STATED GOAL.
Write out the records again, exactly, leaving none out.

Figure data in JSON
------------------------------------------------------------

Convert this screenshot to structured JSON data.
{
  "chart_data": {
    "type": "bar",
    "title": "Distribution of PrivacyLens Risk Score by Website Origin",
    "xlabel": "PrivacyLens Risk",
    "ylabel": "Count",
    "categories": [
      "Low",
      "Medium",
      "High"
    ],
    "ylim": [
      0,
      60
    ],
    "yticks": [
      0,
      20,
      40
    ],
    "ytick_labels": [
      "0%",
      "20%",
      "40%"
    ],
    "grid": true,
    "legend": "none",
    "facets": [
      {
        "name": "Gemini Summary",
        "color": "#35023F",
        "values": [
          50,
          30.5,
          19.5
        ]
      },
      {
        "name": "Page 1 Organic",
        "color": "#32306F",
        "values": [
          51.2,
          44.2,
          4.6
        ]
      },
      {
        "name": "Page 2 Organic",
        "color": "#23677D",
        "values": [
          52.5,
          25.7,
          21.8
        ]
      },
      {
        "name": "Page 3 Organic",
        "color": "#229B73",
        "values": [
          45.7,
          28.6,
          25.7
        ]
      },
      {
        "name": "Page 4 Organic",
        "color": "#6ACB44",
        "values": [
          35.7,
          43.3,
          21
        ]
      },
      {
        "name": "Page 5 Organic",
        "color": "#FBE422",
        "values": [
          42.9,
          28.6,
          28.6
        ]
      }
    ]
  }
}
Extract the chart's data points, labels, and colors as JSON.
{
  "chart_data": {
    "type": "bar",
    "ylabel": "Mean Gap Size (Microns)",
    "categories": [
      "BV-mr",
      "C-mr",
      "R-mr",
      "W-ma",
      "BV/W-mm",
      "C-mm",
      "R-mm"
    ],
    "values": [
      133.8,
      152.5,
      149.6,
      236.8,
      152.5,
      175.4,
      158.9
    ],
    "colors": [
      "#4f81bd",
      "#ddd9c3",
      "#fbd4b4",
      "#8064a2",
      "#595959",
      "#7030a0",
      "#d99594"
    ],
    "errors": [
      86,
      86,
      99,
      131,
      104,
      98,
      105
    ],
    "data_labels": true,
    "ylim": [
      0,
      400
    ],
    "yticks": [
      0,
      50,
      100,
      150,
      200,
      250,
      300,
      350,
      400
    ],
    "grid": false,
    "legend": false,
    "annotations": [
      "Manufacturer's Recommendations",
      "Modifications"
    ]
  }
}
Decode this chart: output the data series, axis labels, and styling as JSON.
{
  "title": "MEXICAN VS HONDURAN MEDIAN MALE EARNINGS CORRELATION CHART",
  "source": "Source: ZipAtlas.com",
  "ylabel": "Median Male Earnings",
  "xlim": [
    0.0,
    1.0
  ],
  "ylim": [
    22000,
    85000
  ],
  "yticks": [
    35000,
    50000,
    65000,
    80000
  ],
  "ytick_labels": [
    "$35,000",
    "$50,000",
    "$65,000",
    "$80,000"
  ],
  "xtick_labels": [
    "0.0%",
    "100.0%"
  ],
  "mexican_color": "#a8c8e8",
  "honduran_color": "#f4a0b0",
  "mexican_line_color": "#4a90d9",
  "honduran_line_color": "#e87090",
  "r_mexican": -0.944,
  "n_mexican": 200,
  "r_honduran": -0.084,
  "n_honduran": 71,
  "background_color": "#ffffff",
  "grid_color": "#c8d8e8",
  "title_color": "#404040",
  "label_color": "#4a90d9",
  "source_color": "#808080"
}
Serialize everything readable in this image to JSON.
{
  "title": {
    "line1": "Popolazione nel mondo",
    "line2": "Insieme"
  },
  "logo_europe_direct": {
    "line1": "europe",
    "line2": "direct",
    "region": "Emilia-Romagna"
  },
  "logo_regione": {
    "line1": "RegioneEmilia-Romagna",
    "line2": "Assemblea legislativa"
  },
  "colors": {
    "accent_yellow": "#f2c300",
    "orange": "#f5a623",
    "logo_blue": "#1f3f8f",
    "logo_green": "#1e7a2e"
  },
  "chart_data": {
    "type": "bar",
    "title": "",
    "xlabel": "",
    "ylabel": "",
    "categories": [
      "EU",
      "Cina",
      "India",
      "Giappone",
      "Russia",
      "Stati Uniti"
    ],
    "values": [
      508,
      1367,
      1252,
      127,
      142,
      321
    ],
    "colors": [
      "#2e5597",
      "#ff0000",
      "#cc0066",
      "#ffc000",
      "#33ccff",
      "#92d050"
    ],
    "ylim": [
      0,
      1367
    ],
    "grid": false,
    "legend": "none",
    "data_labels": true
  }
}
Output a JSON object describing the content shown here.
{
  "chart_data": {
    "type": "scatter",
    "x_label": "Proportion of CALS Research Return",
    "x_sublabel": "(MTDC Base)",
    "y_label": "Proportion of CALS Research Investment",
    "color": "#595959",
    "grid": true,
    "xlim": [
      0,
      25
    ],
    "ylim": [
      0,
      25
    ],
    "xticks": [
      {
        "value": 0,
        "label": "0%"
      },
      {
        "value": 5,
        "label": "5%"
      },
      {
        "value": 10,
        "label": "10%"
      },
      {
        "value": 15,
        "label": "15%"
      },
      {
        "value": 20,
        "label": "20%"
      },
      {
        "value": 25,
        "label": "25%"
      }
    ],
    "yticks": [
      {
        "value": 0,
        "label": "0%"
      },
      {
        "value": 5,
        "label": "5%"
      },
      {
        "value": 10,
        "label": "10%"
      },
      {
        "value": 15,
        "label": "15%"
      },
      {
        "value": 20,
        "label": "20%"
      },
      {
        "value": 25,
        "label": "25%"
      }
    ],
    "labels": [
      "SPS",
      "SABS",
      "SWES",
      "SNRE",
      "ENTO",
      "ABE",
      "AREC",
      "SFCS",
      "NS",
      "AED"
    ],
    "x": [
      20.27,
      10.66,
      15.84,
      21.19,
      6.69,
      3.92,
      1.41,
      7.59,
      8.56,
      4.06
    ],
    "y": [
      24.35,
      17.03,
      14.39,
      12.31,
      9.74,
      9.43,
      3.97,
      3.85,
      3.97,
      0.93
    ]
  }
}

------------------------------------------------------------

RESPONSE.
Convert this screenshot to structured JSON data.
{
  "chart_data": {
    "type": "bar",
    "title": "Distribution of PrivacyLens Risk Score by Website Origin",
    "xlabel": "PrivacyLens Risk",
    "ylabel": "Count",
    "categories": [
      "Low",
      "Medium",
      "High"
    ],
    "ylim": [
      0,
      60
    ],
    "yticks": [
      0,
      20,
      40
    ],
    "ytick_labels": [
      "0%",
      "20%",
      "40%"
    ],
    "grid": true,
    "legend": "none",
    "facets": [
      {
        "name": "Gemini Summary",
        "color": "#35023F",
        "values": [
          50,
          30.5,
          19.5
        ]
      },
      {
        "name": "Page 1 Organic",
        "color": "#32306F",
        "values": [
          51.2,
          44.2,
          4.6
        ]
      },
      {
        "name": "Page 2 Organic",
        "color": "#23677D",
        "values": [
          52.5,
          25.7,
          21.8
        ]
      },
      {
        "name": "Page 3 Organic",
        "color": "#229B73",
        "values": [
          45.7,
          28.6,
          25.7
        ]
      },
      {
        "name": "Page 4 Organic",
        "color": "#6ACB44",
        "values": [
          35.7,
          43.3,
          21
        ]
      },
      {
        "name": "Page 5 Organic",
        "color": "#FBE422",
        "values": [
          42.9,
          28.6,
          28.6
        ]
      }
    ]
  }
}
Extract the chart's data points, labels, and colors as JSON.
{
  "chart_data": {
    "type": "bar",
    "ylabel": "Mean Gap Size (Microns)",
    "categories": [
      "BV-mr",
      "C-mr",
      "R-mr",
      "W-ma",
      "BV/W-mm",
      "C-mm",
      "R-mm"
    ],
    "values": [
      133.8,
      152.5,
      149.6,
      236.8,
      152.5,
      175.4,
      158.9
    ],
    "colors": [
      "#4f81bd",
      "#ddd9c3",
      "#fbd4b4",
      "#8064a2",
      "#595959",
      "#7030a0",
      "#d99594"
    ],
    "errors": [
      86,
      86,
      99,
      131,
      104,
      98,
      105
    ],
    "data_labels": true,
    "ylim": [
      0,
      400
    ],
    "yticks": [
      0,
      50,
      100,
      150,
      200,
      250,
      300,
      350,
      400
    ],
    "grid": false,
    "legend": false,
    "annotations": [
      "Manufacturer's Recommendations",
      "Modifications"
    ]
  }
}
Decode this chart: output the data series, axis labels, and styling as JSON.
{
  "title": "MEXICAN VS HONDURAN MEDIAN MALE EARNINGS CORRELATION CHART",
  "source": "Source: ZipAtlas.com",
  "ylabel": "Median Male Earnings",
  "xlim": [
    0.0,
    1.0
  ],
  "ylim": [
    22000,
    85000
  ],
  "yticks": [
    35000,
    50000,
    65000,
    80000
  ],
  "ytick_labels": [
    "$35,000",
    "$50,000",
    "$65,000",
    "$80,000"
  ],
  "xtick_labels": [
    "0.0%",
    "100.0%"
  ],
  "mexican_color": "#a8c8e8",
  "honduran_color": "#f4a0b0",
  "mexican_line_color": "#4a90d9",
  "honduran_line_color": "#e87090",
  "r_mexican": -0.944,
  "n_mexican": 200,
  "r_honduran": -0.084,
  "n_honduran": 71,
  "background_color": "#ffffff",
  "grid_color": "#c8d8e8",
  "title_color": "#404040",
  "label_color": "#4a90d9",
  "source_color": "#808080"
}
Serialize everything readable in this image to JSON.
{
  "title": {
    "line1": "Popolazione nel mondo",
    "line2": "Insieme"
  },
  "logo_europe_direct": {
    "line1": "europe",
    "line2": "direct",
    "region": "Emilia-Romagna"
  },
  "logo_regione": {
    "line1": "RegioneEmilia-Romagna",
    "line2": "Assemblea legislativa"
  },
  "colors": {
    "accent_yellow": "#f2c300",
    "orange": "#f5a623",
    "logo_blue": "#1f3f8f",
    "logo_green": "#1e7a2e"
  },
  "chart_data": {
    "type": "bar",
    "title": "",
    "xlabel": "",
    "ylabel": "",
    "categories": [
      "EU",
      "Cina",
      "India",
      "Giappone",
      "Russia",
      "Stati Uniti"
    ],
    "values": [
      508,
      1367,
      1252,
      127,
      142,
      321
    ],
    "colors": [
      "#2e5597",
      "#ff0000",
      "#cc0066",
      "#ffc000",
      "#33ccff",
      "#92d050"
    ],
    "ylim": [
      0,
      1367
    ],
    "grid": false,
    "legend": "none",
    "data_labels": true
  }
}
Output a JSON object describing the content shown here.
{
  "chart_data": {
    "type": "scatter",
    "x_label": "Proportion of CALS Research Return",
    "x_sublabel": "(MTDC Base)",
    "y_label": "Proportion of CALS Research Investment",
    "color": "#595959",
    "grid": true,
    "xlim": [
      0,
      25
    ],
    "ylim": [
      0,
      25
    ],
    "xticks": [
      {
        "value": 0,
        "label": "0%"
      },
      {
        "value": 5,
        "label": "5%"
      },
      {
        "value": 10,
        "label": "10%"
      },
      {
        "value": 15,
        "label": "15%"
      },
      {
        "value": 20,
        "label": "20%"
      },
      {
        "value": 25,
        "label": "25%"
      }
    ],
    "yticks": [
      {
        "value": 0,
        "label": "0%"
      },
      {
        "value": 5,
        "label": "5%"
      },
      {
        "value": 10,
        "label": "10%"
      },
      {
        "value": 15,
        "label": "15%"
      },
      {
        "value": 20,
        "label": "20%"
      },
      {
        "value": 25,
        "label": "25%"
      }
    ],
    "labels": [
      "SPS",
      "SABS",
      "SWES",
      "SNRE",
      "ENTO",
      "ABE",
      "AREC",
      "SFCS",
      "NS",
      "AED"
    ],
    "x": [
      20.27,
      10.66,
      15.84,
      21.19,
      6.69,
      3.92,
      1.41,
      7.59,
      8.56,
      4.06
    ],
    "y": [
      24.35,
      17.03,
      14.39,
      12.31,
      9.74,
      9.43,
      3.97,
      3.85,
      3.97,
      0.93
    ]
  }
}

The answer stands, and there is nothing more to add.